» **Given task**
Copy out each line in the material below that has the word "What".

» **Dataset**
=-=-=
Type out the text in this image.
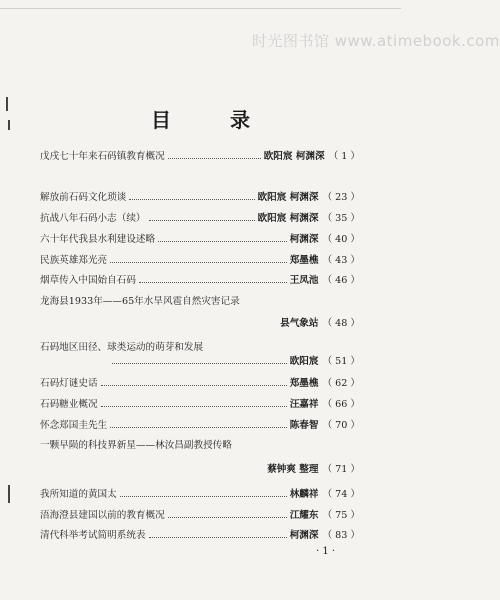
时光图书馆 www.atimebook.com
目 录
戊戌七十年来石码镇教育概况	欧阳宸 柯渊深 （ 1 ）
解放前石码文化琐谈	欧阳宸 柯渊深 （ 23 ）
抗战八年石码小志（续）	欧阳宸 柯渊深 （ 35 ）
六十年代我县水利建设述略	柯渊深 （ 40 ）
民族英雄郑光亮	郑墨樵 （ 43 ）
烟草传入中国始自石码	王凤池 （ 46 ）
龙海县1933年——65年水旱风雹自然灾害记录
县气象站 （ 48 ）
石码地区田径、球类运动的萌芽和发展
欧阳宸 （ 51 ）
石码灯谜史话	郑墨樵 （ 62 ）
石码糖业概况	汪嘉祥 （ 66 ）
怀念郑国圭先生	陈春智 （ 70 ）
一颗早陨的科技界新星——林汝昌副教授传略
蔡钟爽 整理 （ 71 ）
我所知道的黄国太	林麟祥 （ 74 ）
浯海澄县建国以前的教育概况	江耀东 （ 75 ）
清代科举考试简明系统表	柯渊深 （ 83 ）
· 1 ·
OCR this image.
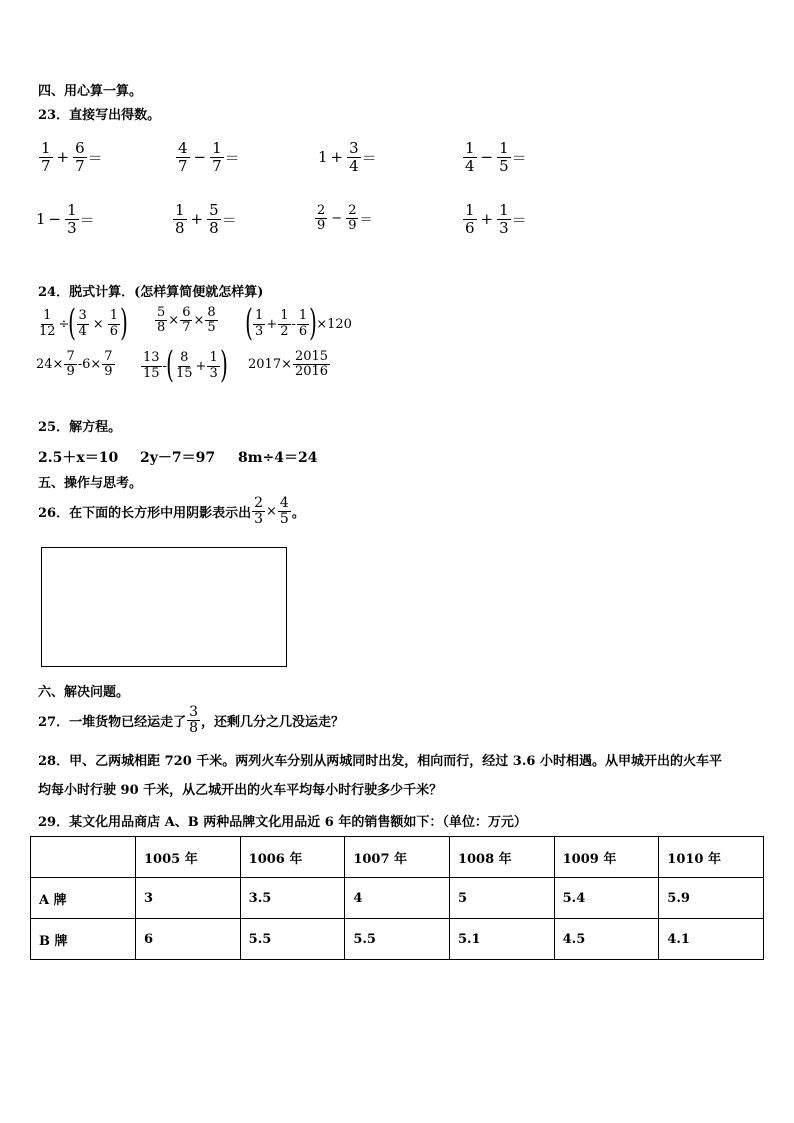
四、用心算一算。
23．直接写出得数。
$\frac{1}{7} + \frac{6}{7}$ ＝	$\frac{4}{7} - \frac{1}{7}$ ＝	$1 + \frac{3}{4}$ ＝	$\frac{1}{4} - \frac{1}{5}$ ＝
$1 - \frac{1}{3}$ ＝	$\frac{1}{8} + \frac{5}{8}$ ＝	$\frac{2}{9} - \frac{2}{9}$ ＝	$\frac{1}{6} + \frac{1}{3}$ ＝
24．脱式计算．(怎样算简便就怎样算)
$\frac{1}{12}$ ÷ ( $\frac{3}{4} \times \frac{1}{6}$ ) $\frac{5}{8} \times \frac{6}{7} \times \frac{8}{5}$ ( $\frac{1}{3} + \frac{1}{2} - \frac{1}{6}$ ) ×120
$24\times \frac{7}{9} -6\times \frac{7}{9} \frac{13}{15}$ - ( $\frac{8}{15} + \frac{1}{3}$ ) $2017\times \frac{2015}{2016}$
25．解方程。
2.5＋x＝10 2y－7＝97 8m÷4＝24
五、操作与思考。
26．在下面的长方形中用阴影表示出 $\frac{2}{3} \times \frac{4}{5}$ 。
六、解决问题。
27．一堆货物已经运走了 $\frac{3}{8}$ ，还剩几分之几没运走？
28．甲、乙两城相距 720 千米。两列火车分别从两城同时出发，相向而行，经过 3.6 小时相遇。从甲城开出的火车平
均每小时行驶 90 千米，从乙城开出的火车平均每小时行驶多少千米？
29．某文化用品商店 A、B 两种品牌文化用品近 6 年的销售额如下：（单位：万元）
	1005 年	1006 年	1007 年	1008 年	1009 年	1010 年
A 牌	3	3.5	4	5	5.4	5.9
B 牌	6	5.5	5.5	5.1	4.5	4.1
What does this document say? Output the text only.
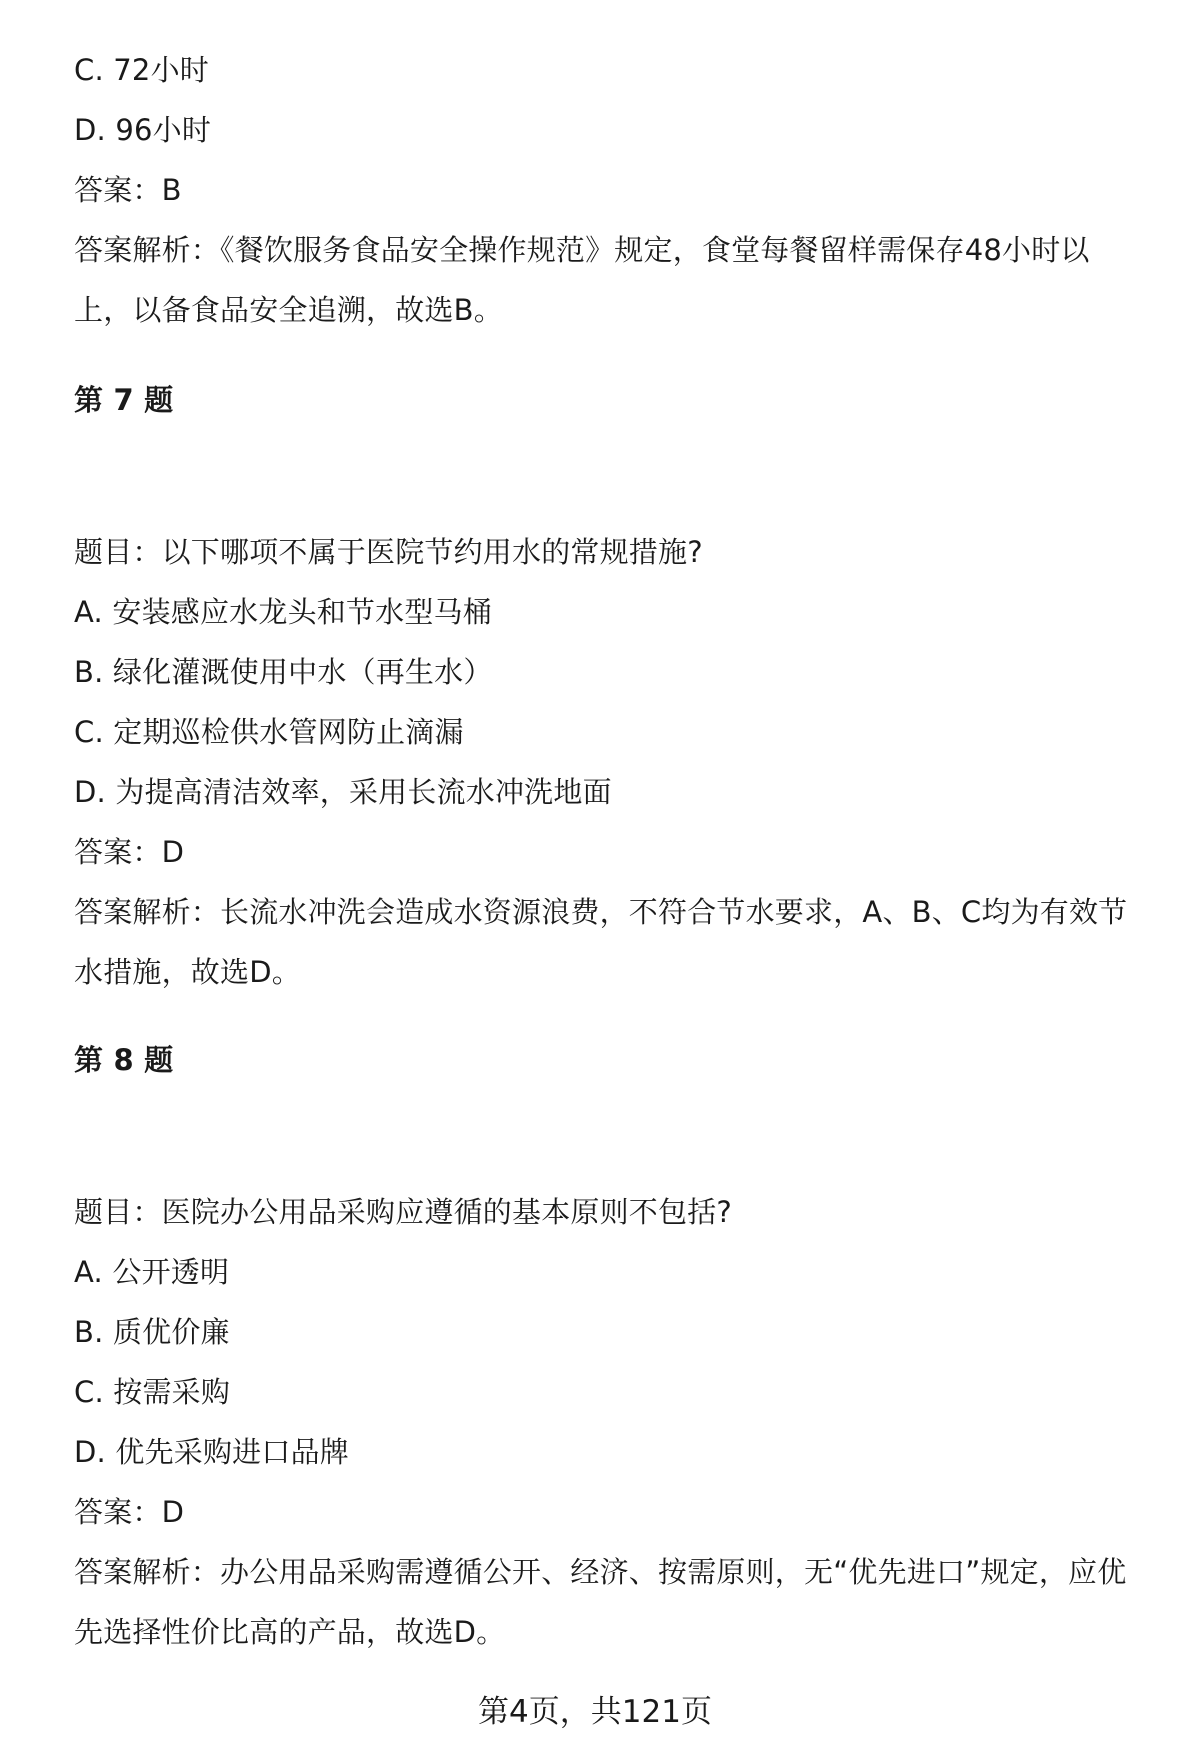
C. 72小时
D. 96小时
答案：B
答案解析：《餐饮服务食品安全操作规范》规定，食堂每餐留样需保存48小时以
上，以备食品安全追溯，故选B。
第 7 题
题目：以下哪项不属于医院节约用水的常规措施?
A. 安装感应水龙头和节水型马桶
B. 绿化灌溉使用中水（再生水）
C. 定期巡检供水管网防止滴漏
D. 为提高清洁效率，采用长流水冲洗地面
答案：D
答案解析：长流水冲洗会造成水资源浪费，不符合节水要求，A、B、C均为有效节
水措施，故选D。
第 8 题
题目：医院办公用品采购应遵循的基本原则不包括?
A. 公开透明
B. 质优价廉
C. 按需采购
D. 优先采购进口品牌
答案：D
答案解析：办公用品采购需遵循公开、经济、按需原则，无“优先进口”规定，应优
先选择性价比高的产品，故选D。
第4页，共121页
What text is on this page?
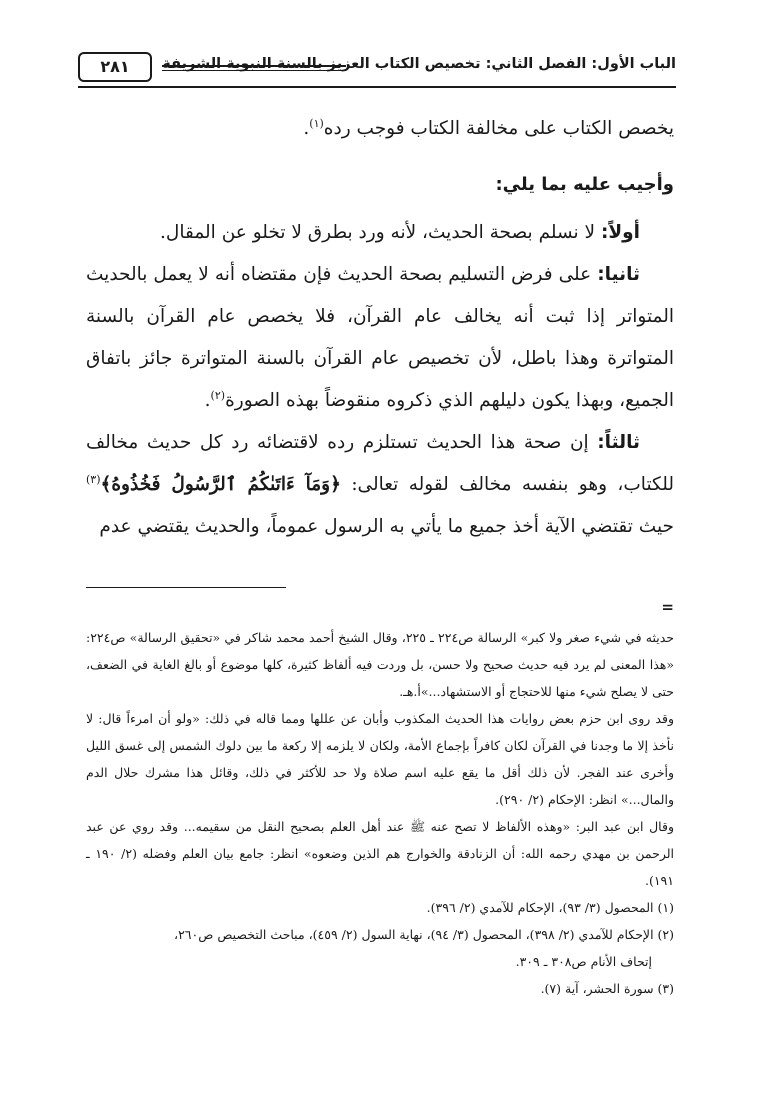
الباب الأول: الفصل الثاني: تخصيص الكتاب العزيز بالسنة النبوية الشريفة
٢٨١

يخصص الكتاب على مخالفة الكتاب فوجب رده$^{(١)}$.

وأجيب عليه بما يلي:

أولاً: لا نسلم بصحة الحديث، لأنه ورد بطرق لا تخلو عن المقال.

ثانيا: على فرض التسليم بصحة الحديث فإن مقتضاه أنه لا يعمل بالحديث المتواتر إذا ثبت أنه يخالف عام القرآن، فلا يخصص عام القرآن بالسنة المتواترة وهذا باطل، لأن تخصيص عام القرآن بالسنة المتواترة جائز باتفاق الجميع، وبهذا يكون دليلهم الذي ذكروه منقوضاً بهذه الصورة$^{(٢)}$.

ثالثاً: إن صحة هذا الحديث تستلزم رده لاقتضائه رد كل حديث مخالف للكتاب، وهو بنفسه مخالف لقوله تعالى: ﴿وَمَآ ءَاتَىٰكُمُ ٱلرَّسُولُ فَخُذُوهُ﴾$^{(٣)}$ حيث تقتضي الآية أخذ جميع ما يأتي به الرسول عموماً، والحديث يقتضي عدم

=

حديثه في شيء صغر ولا كبر» الرسالة ص٢٢٤ ـ ٢٢٥، وقال الشيخ أحمد محمد شاكر في «تحقيق الرسالة» ص٢٢٤: «هذا المعنى لم يرد فيه حديث صحيح ولا حسن، بل وردت فيه ألفاظ كثيرة، كلها موضوع أو بالغ الغاية في الضعف، حتى لا يصلح شيء منها للاحتجاج أو الاستشهاد...»أ.هـ.

وقد روى ابن حزم بعض روايات هذا الحديث المكذوب وأبان عن عللها ومما قاله في ذلك: «ولو أن امرءاً قال: لا نأخذ إلا ما وجدنا في القرآن لكان كافراً بإجماع الأمة، ولكان لا يلزمه إلا ركعة ما بين دلوك الشمس إلى غسق الليل وأخرى عند الفجر. لأن ذلك أقل ما يقع عليه اسم صلاة ولا حد للأكثر في ذلك، وقائل هذا مشرك حلال الدم والمال...» انظر: الإحكام (٢/ ٢٩٠).

وقال ابن عبد البر: «وهذه الألفاظ لا تصح عنه ﷺ عند أهل العلم بصحيح النقل من سقيمه... وقد روي عن عبد الرحمن بن مهدي رحمه الله: أن الزنادقة والخوارج هم الذين وضعوه» انظر: جامع بيان العلم وفضله (٢/ ١٩٠ ـ ١٩١).

(١) المحصول (٣/ ٩٣)، الإحكام للآمدي (٢/ ٣٩٦).

(٢) الإحكام للآمدي (٢/ ٣٩٨)، المحصول (٣/ ٩٤)، نهاية السول (٢/ ٤٥٩)، مباحث التخصيص ص٢٦٠،
إتحاف الأنام ص٣٠٨ ـ ٣٠٩.

(٣) سورة الحشر، آية (٧).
=-=-=
» **Task answer**
What does this document say? Output the text only.
What text is on this page?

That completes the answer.